* [Stored records]:

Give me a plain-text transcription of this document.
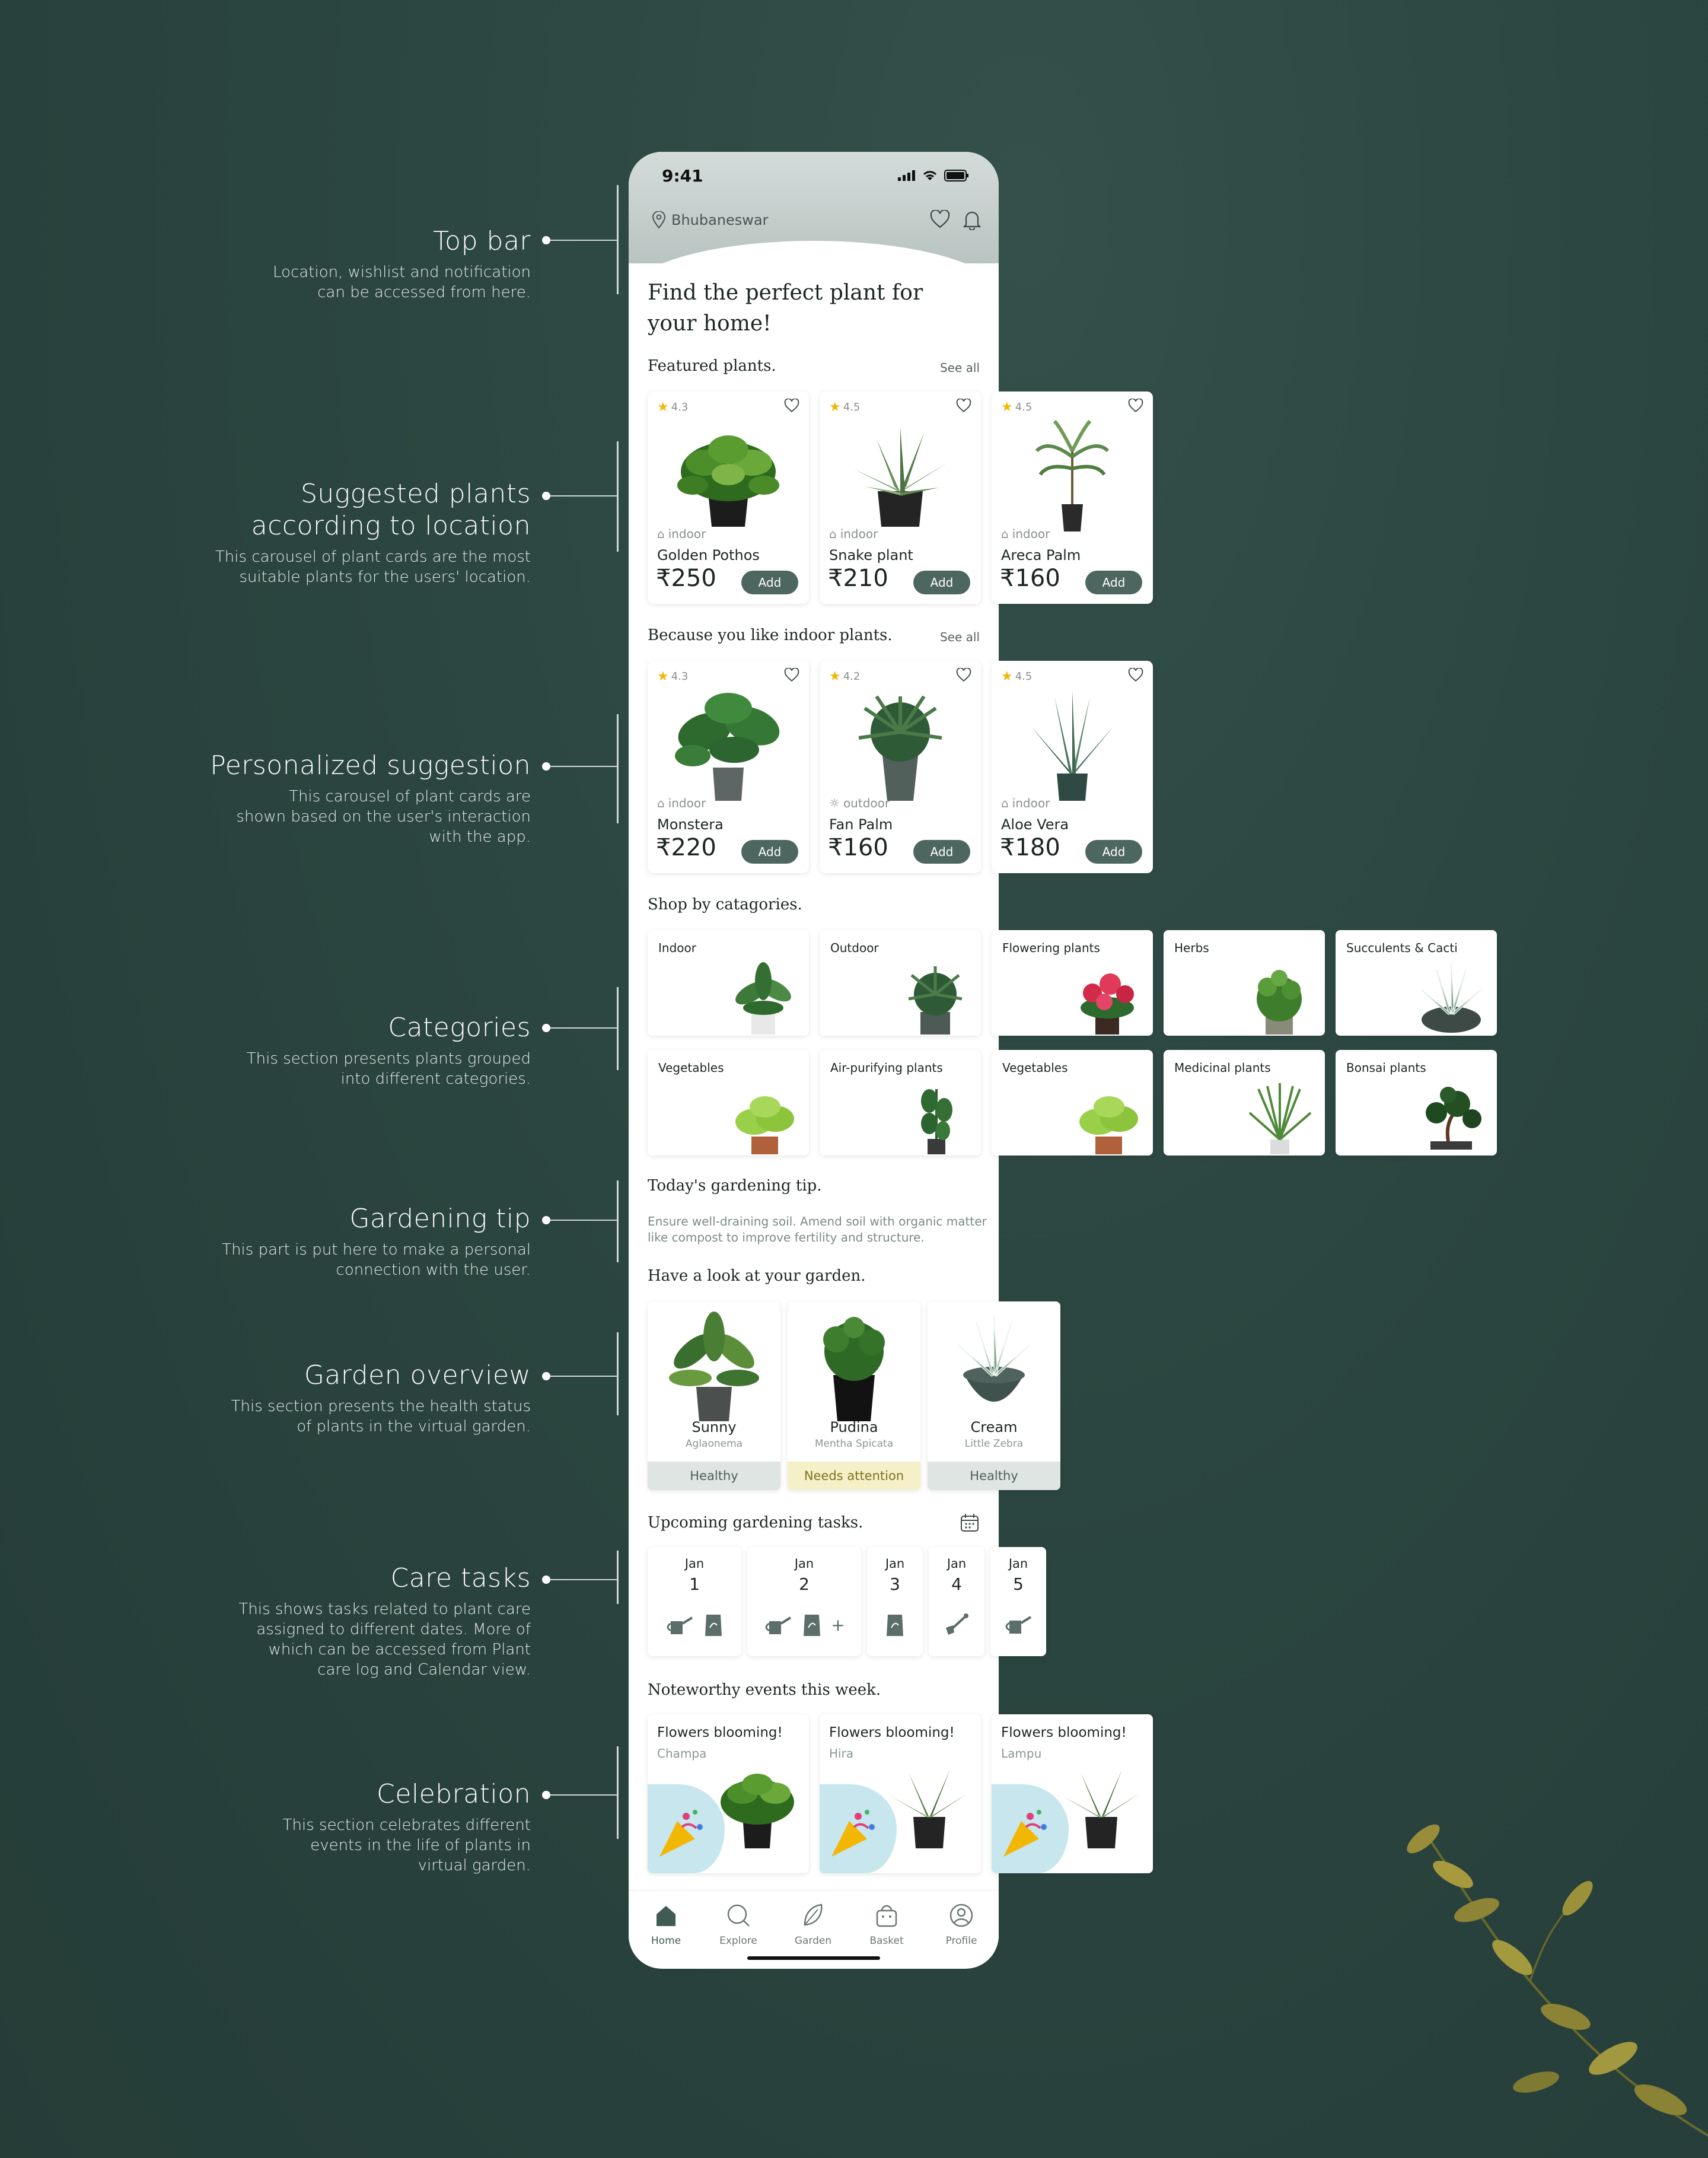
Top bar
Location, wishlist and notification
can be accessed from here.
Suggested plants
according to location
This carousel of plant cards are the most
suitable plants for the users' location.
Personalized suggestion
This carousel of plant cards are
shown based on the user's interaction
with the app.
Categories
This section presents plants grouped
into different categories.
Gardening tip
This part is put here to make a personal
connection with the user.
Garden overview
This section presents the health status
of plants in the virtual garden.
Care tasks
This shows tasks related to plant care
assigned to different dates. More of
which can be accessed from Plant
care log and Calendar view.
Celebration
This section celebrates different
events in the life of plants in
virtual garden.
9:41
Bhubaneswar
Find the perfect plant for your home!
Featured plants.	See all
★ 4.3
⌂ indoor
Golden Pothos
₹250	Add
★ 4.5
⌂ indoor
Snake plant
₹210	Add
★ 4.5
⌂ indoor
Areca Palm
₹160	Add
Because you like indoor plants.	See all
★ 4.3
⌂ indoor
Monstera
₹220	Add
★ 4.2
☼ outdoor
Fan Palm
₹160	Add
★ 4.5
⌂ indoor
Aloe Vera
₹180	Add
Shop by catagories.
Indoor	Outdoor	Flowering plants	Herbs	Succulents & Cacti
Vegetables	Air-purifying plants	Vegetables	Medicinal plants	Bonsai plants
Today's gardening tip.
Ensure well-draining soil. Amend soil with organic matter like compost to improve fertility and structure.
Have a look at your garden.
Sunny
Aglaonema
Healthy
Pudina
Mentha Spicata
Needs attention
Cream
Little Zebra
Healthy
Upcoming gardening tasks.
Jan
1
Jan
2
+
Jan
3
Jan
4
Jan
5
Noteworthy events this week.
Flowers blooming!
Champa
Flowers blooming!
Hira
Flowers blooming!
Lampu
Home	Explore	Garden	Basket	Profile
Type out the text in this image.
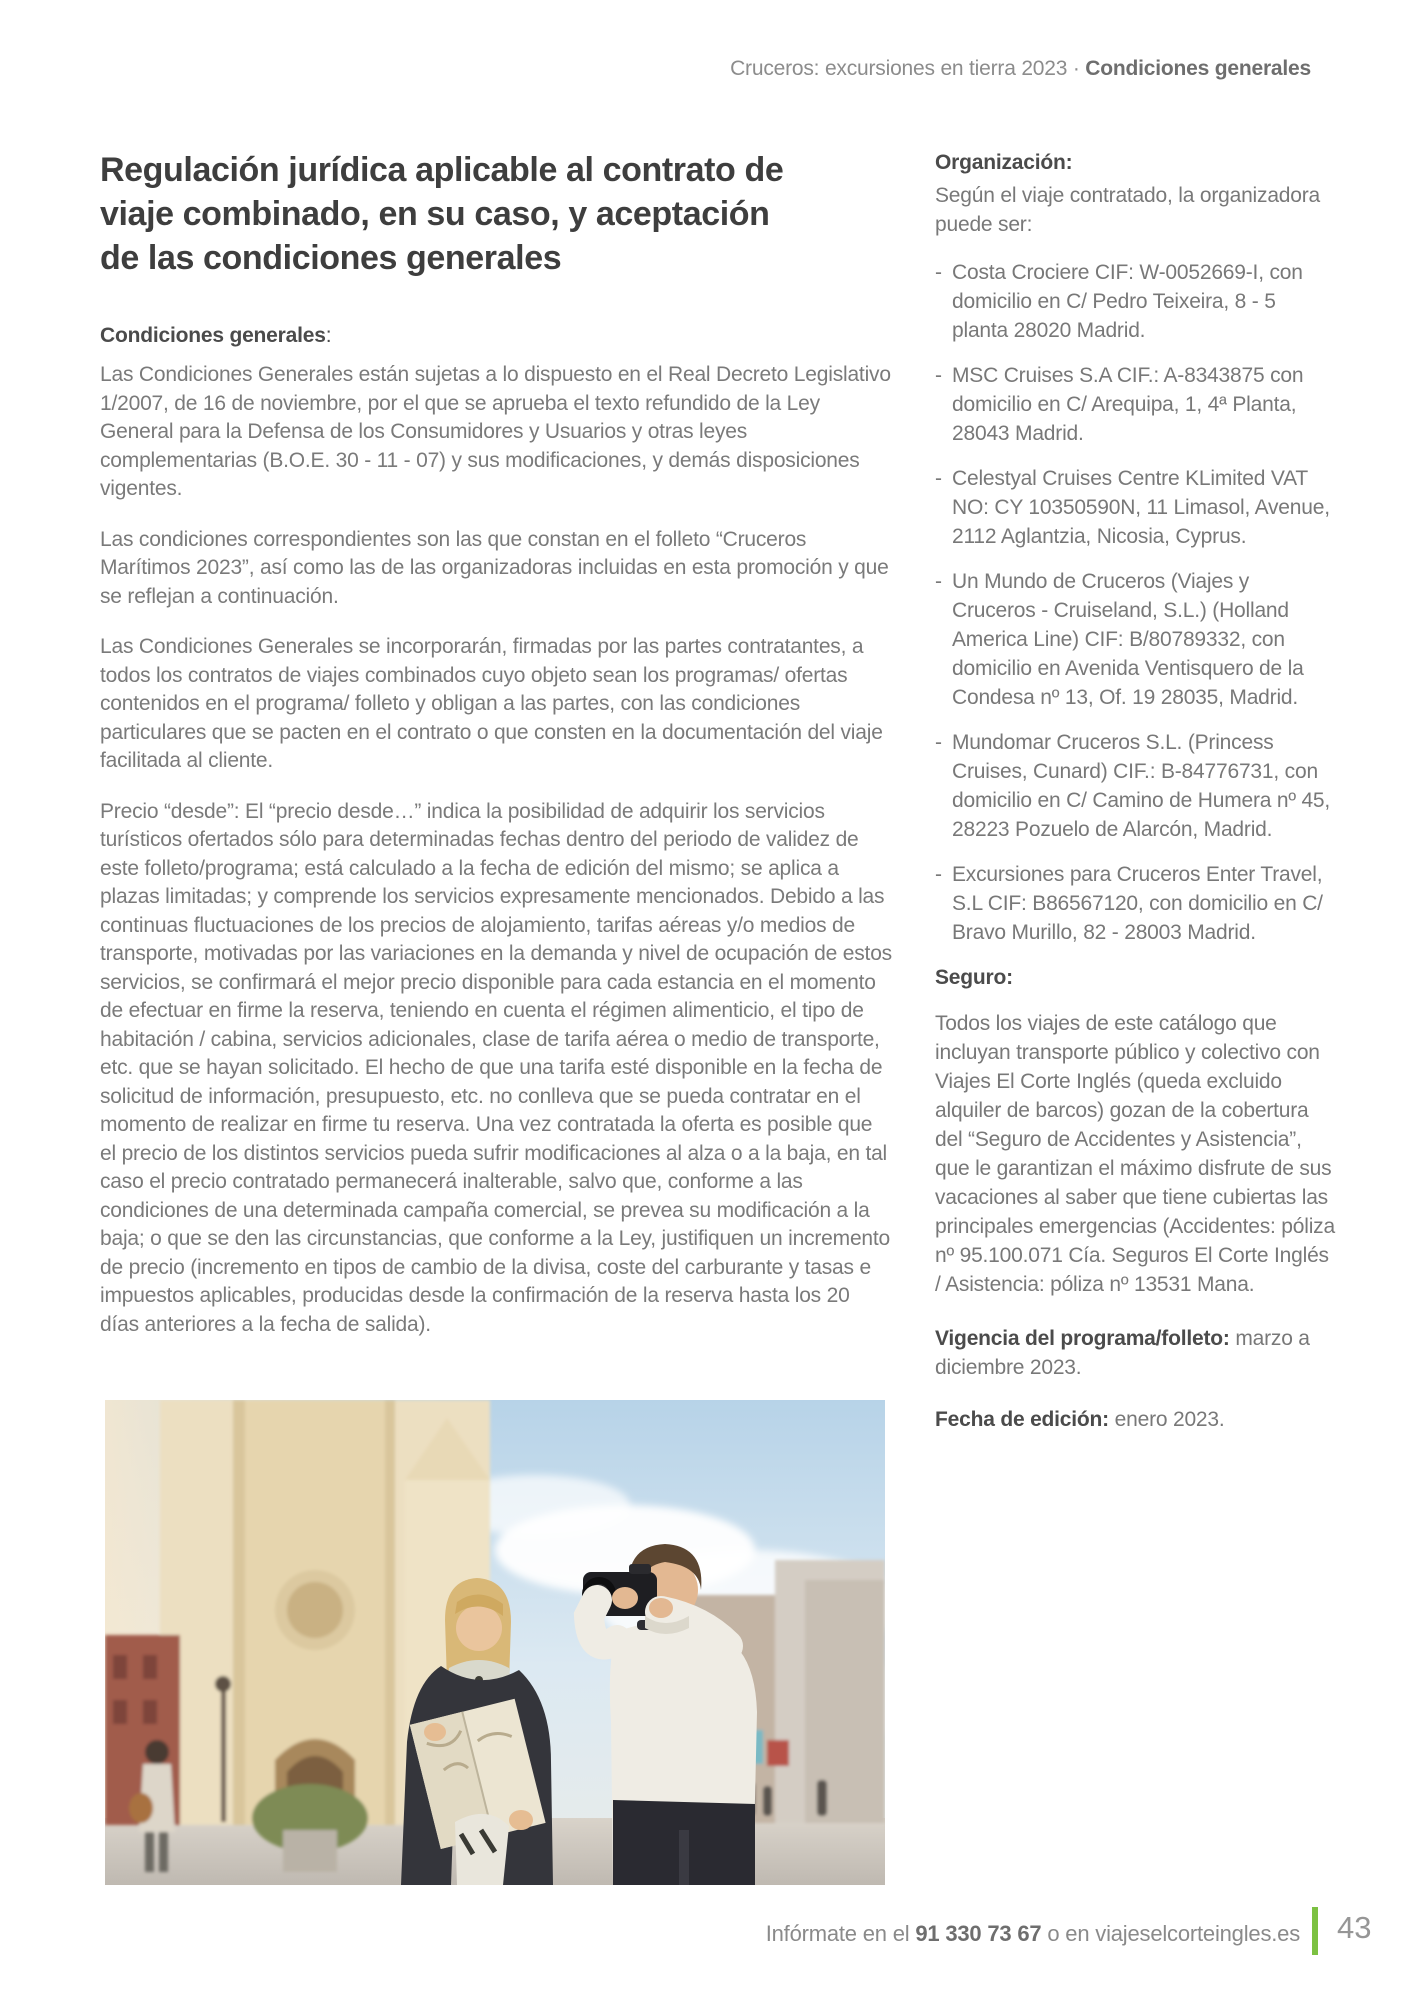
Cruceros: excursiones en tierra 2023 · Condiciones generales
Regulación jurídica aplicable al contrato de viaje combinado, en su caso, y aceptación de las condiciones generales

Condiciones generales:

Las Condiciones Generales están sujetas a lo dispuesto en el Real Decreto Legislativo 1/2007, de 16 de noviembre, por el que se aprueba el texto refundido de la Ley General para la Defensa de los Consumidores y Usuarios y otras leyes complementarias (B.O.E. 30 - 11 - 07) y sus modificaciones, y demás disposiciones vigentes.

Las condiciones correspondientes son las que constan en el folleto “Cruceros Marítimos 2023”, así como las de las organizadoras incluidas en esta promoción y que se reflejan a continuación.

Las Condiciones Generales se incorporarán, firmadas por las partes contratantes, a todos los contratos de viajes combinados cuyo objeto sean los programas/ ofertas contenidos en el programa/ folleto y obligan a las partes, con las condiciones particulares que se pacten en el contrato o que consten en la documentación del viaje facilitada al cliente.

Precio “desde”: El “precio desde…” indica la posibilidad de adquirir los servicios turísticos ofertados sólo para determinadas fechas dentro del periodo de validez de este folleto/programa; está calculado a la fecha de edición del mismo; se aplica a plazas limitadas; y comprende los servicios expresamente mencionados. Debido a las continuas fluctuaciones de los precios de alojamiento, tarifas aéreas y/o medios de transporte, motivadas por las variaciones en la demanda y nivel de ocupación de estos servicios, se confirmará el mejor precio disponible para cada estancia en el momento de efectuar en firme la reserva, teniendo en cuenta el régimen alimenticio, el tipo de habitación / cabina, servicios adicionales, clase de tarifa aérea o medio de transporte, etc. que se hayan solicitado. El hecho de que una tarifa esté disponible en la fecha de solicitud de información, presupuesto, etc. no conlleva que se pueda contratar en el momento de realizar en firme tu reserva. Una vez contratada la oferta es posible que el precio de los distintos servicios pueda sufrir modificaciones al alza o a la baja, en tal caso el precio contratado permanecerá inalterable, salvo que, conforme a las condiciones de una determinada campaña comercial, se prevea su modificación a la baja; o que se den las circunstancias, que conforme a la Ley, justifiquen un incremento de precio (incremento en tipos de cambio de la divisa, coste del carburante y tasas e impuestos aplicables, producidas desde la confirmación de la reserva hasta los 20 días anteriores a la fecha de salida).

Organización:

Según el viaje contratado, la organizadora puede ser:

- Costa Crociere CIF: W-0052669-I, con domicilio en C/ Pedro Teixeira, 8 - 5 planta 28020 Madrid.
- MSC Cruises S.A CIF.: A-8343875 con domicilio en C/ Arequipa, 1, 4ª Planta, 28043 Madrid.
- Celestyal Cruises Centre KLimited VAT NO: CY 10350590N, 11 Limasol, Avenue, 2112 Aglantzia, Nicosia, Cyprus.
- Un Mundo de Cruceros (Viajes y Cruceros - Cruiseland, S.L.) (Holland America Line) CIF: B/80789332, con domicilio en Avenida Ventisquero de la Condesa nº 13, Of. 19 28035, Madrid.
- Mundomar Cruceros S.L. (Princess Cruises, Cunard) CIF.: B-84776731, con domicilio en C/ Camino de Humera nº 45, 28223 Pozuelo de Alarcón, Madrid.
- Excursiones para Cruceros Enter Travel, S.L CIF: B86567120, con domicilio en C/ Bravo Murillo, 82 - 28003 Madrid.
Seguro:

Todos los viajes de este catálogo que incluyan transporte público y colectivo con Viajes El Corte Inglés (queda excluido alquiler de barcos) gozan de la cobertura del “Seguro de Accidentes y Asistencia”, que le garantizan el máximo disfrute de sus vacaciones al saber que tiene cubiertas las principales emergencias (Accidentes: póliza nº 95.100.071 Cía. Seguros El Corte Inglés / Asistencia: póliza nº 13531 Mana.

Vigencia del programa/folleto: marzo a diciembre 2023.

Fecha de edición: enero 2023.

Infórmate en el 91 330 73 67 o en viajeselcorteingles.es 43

* [What you should do]: Locate the word "events" in the data above. Copy every line carrying it.

* [Answer to this problem]:
events in the life of plants in
Noteworthy events this week.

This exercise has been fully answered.